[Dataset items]
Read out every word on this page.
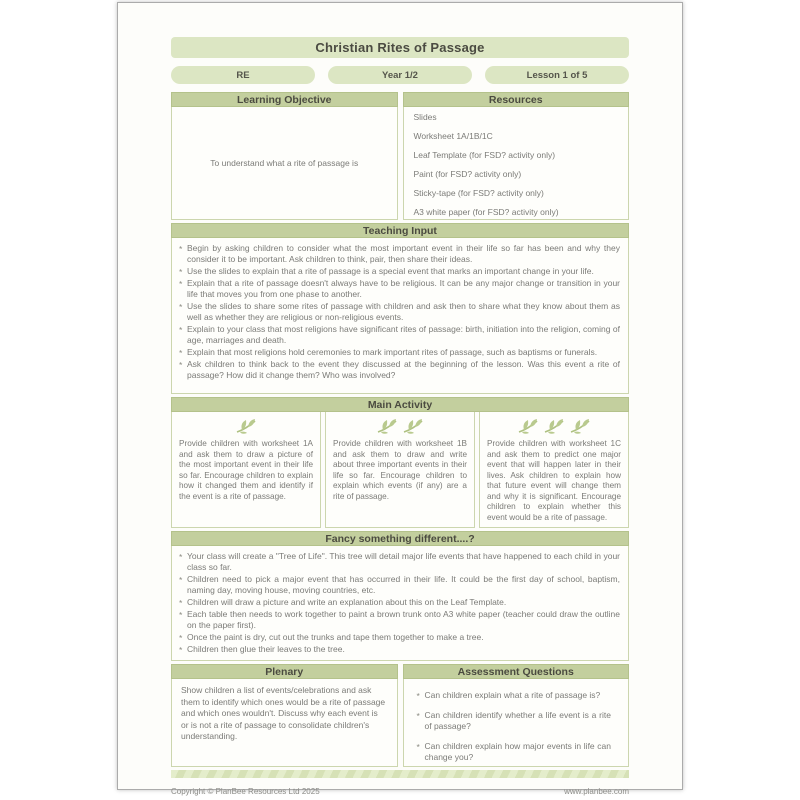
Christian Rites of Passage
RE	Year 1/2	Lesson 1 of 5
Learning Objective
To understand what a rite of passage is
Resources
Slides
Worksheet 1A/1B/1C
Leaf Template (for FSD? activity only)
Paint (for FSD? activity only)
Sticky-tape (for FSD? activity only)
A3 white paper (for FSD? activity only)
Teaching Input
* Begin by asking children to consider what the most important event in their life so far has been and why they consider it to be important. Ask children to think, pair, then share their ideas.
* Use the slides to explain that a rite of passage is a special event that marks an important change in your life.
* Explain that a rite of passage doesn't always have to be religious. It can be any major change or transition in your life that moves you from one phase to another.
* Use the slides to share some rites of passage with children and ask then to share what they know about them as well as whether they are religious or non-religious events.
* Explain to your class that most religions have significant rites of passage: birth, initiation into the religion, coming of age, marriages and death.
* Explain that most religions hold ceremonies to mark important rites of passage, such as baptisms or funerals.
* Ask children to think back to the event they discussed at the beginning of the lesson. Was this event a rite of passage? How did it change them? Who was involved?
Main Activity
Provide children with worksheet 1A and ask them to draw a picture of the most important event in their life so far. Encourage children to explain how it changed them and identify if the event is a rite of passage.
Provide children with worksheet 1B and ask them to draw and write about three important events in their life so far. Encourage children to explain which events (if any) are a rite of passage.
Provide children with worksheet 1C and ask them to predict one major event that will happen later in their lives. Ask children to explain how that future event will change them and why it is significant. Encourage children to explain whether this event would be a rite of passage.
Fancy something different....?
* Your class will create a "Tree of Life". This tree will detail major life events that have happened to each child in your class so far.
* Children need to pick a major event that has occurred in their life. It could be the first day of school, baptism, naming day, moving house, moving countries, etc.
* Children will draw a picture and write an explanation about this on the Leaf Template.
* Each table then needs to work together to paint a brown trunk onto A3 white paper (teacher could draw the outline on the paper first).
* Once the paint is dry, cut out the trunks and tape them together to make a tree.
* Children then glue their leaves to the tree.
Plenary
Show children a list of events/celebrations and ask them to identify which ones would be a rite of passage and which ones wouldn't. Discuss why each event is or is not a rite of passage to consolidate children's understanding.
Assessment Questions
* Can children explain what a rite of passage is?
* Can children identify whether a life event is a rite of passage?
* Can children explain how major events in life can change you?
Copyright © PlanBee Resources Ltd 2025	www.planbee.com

WHAT IS EXPECTED: Identify each line in the records above that contains the word "together", and copy it out in full.

FULL OUTPUT:
* Each table then needs to work together to paint a brown trunk onto A3 white paper (teacher could draw the outline on the paper first).
* Once the paint is dry, cut out the trunks and tape them together to make a tree.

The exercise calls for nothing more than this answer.